Pick every line with "subtitle" from the material below.

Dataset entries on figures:

::::

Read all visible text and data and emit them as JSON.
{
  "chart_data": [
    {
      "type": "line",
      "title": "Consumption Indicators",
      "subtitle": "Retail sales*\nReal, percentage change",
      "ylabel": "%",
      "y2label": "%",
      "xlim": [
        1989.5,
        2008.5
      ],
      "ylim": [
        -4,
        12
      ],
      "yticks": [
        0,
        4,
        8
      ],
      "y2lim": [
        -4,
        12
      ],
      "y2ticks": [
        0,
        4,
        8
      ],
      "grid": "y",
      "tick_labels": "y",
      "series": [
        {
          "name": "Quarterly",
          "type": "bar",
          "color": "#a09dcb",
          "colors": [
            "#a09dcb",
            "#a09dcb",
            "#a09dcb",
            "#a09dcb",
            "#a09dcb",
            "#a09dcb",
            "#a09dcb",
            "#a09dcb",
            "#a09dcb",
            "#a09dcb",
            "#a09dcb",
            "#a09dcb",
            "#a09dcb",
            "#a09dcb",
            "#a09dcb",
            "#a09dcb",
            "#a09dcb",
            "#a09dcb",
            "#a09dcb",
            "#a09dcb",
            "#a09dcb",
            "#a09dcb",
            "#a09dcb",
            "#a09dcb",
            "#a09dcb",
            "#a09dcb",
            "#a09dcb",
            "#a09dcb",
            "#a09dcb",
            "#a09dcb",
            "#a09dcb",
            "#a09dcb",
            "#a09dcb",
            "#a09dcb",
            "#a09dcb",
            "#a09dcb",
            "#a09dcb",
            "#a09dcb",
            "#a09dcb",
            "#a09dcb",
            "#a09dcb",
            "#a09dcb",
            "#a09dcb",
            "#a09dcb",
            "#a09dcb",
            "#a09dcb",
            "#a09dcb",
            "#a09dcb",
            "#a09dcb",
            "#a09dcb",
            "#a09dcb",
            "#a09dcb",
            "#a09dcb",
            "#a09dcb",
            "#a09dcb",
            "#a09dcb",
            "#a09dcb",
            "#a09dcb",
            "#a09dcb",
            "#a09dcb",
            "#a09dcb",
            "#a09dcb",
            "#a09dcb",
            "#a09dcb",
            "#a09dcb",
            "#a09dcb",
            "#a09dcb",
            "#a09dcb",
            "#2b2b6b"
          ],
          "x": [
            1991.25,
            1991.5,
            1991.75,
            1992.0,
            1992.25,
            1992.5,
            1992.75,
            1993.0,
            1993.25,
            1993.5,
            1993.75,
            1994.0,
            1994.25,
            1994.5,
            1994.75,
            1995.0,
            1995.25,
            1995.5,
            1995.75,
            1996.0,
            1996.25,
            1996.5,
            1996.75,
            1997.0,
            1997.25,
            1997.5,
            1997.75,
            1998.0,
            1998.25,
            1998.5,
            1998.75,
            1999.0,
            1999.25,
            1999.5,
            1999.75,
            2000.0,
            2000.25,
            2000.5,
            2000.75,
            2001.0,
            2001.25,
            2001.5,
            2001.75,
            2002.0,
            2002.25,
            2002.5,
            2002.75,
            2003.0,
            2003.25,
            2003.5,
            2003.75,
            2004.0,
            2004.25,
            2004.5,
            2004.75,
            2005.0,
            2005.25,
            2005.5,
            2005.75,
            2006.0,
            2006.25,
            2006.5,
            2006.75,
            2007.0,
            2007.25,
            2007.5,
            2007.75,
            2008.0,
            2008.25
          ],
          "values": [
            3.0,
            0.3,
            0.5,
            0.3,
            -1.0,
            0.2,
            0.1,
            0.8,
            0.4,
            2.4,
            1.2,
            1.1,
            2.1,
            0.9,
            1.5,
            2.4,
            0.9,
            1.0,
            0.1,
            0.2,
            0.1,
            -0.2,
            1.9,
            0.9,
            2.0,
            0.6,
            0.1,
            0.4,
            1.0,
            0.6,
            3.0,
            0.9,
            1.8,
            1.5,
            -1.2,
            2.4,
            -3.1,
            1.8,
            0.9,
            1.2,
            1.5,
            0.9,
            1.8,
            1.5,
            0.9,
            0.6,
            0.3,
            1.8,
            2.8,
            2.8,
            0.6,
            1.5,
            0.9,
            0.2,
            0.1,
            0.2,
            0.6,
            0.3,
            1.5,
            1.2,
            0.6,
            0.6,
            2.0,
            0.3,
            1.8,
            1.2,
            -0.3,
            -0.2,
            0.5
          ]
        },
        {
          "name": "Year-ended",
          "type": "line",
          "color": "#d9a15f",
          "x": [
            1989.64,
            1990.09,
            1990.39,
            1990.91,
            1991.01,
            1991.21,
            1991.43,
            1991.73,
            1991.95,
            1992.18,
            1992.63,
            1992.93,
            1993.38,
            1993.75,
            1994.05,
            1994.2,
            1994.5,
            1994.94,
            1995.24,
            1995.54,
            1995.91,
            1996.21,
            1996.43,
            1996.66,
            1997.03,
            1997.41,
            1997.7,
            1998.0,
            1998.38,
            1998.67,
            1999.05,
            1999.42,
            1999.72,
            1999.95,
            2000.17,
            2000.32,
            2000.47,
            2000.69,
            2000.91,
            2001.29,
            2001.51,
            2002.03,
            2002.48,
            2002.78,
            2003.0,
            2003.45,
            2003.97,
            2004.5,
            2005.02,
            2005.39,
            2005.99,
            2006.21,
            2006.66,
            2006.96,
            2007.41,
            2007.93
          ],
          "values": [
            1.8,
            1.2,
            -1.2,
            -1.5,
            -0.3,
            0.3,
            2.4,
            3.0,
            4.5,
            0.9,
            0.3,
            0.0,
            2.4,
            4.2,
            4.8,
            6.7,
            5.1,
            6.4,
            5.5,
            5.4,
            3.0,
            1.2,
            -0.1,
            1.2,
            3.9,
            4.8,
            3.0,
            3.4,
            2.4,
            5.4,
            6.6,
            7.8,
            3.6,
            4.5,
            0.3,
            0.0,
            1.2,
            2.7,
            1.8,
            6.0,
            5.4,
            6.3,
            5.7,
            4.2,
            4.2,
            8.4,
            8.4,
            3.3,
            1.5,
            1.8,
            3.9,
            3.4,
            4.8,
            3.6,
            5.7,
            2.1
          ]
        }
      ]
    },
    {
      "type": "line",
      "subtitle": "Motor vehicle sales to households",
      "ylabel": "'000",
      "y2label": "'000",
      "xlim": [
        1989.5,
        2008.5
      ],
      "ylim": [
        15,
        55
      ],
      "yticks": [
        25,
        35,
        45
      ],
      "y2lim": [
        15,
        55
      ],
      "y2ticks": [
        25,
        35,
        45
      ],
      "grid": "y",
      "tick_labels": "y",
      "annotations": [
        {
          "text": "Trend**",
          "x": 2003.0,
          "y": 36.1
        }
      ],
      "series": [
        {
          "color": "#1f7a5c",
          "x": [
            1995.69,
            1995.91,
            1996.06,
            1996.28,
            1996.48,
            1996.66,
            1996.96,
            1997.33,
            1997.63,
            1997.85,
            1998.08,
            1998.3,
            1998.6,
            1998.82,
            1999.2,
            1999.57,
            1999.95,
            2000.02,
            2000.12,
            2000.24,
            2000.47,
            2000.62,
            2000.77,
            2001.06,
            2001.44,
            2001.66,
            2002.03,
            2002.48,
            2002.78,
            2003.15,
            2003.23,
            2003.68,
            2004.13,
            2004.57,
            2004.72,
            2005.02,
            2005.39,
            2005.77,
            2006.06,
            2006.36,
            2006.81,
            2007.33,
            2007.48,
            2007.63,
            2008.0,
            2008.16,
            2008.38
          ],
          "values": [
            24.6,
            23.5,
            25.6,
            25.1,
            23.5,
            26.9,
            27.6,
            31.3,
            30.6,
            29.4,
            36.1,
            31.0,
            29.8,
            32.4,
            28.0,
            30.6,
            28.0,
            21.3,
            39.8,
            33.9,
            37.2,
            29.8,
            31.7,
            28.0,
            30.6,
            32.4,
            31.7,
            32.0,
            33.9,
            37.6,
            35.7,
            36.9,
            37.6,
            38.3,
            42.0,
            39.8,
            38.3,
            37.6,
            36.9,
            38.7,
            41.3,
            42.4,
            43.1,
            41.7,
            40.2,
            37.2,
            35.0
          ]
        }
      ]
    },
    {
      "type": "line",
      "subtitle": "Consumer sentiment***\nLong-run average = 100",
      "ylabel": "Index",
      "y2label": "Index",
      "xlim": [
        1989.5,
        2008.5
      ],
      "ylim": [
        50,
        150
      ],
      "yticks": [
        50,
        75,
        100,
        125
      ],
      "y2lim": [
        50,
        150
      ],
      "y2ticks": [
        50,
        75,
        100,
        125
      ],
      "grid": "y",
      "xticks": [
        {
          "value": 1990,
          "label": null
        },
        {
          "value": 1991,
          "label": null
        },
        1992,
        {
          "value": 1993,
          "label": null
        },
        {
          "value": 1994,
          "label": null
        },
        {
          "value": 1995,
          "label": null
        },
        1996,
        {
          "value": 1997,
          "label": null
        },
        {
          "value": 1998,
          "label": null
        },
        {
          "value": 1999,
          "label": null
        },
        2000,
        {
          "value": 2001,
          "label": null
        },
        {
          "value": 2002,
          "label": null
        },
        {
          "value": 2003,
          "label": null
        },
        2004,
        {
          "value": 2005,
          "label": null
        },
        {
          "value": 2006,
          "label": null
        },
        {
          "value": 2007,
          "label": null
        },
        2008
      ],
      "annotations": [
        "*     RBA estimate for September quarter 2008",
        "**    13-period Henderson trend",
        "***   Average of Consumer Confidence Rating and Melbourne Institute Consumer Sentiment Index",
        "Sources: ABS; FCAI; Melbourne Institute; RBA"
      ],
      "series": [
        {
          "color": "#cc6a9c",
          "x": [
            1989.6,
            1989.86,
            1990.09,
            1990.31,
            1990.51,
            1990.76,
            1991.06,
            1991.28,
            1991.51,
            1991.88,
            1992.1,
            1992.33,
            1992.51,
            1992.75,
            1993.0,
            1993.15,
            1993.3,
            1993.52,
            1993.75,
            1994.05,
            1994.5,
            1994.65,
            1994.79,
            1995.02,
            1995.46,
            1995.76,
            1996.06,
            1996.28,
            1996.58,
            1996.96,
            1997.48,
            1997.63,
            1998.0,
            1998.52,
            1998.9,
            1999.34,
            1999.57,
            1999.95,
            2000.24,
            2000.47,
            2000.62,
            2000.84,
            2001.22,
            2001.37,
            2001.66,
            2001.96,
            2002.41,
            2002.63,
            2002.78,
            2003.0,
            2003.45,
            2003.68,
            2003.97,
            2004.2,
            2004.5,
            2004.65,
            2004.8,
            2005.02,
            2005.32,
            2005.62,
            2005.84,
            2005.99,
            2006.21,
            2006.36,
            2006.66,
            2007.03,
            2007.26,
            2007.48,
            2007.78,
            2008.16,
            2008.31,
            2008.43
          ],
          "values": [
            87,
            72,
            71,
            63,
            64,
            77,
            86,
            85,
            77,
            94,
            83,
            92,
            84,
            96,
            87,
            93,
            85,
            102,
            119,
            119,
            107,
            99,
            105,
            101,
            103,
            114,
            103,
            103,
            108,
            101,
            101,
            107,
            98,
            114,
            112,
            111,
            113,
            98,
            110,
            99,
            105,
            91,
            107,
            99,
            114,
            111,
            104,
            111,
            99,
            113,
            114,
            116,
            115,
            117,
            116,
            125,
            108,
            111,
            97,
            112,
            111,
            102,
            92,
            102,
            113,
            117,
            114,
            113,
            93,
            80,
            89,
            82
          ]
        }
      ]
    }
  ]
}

::::

--- WRITTEN SOLUTION ---
      "subtitle": "Retail sales*\nReal, percentage change",
      "subtitle": "Motor vehicle sales to households",
      "subtitle": "Consumer sentiment***\nLong-run average = 100",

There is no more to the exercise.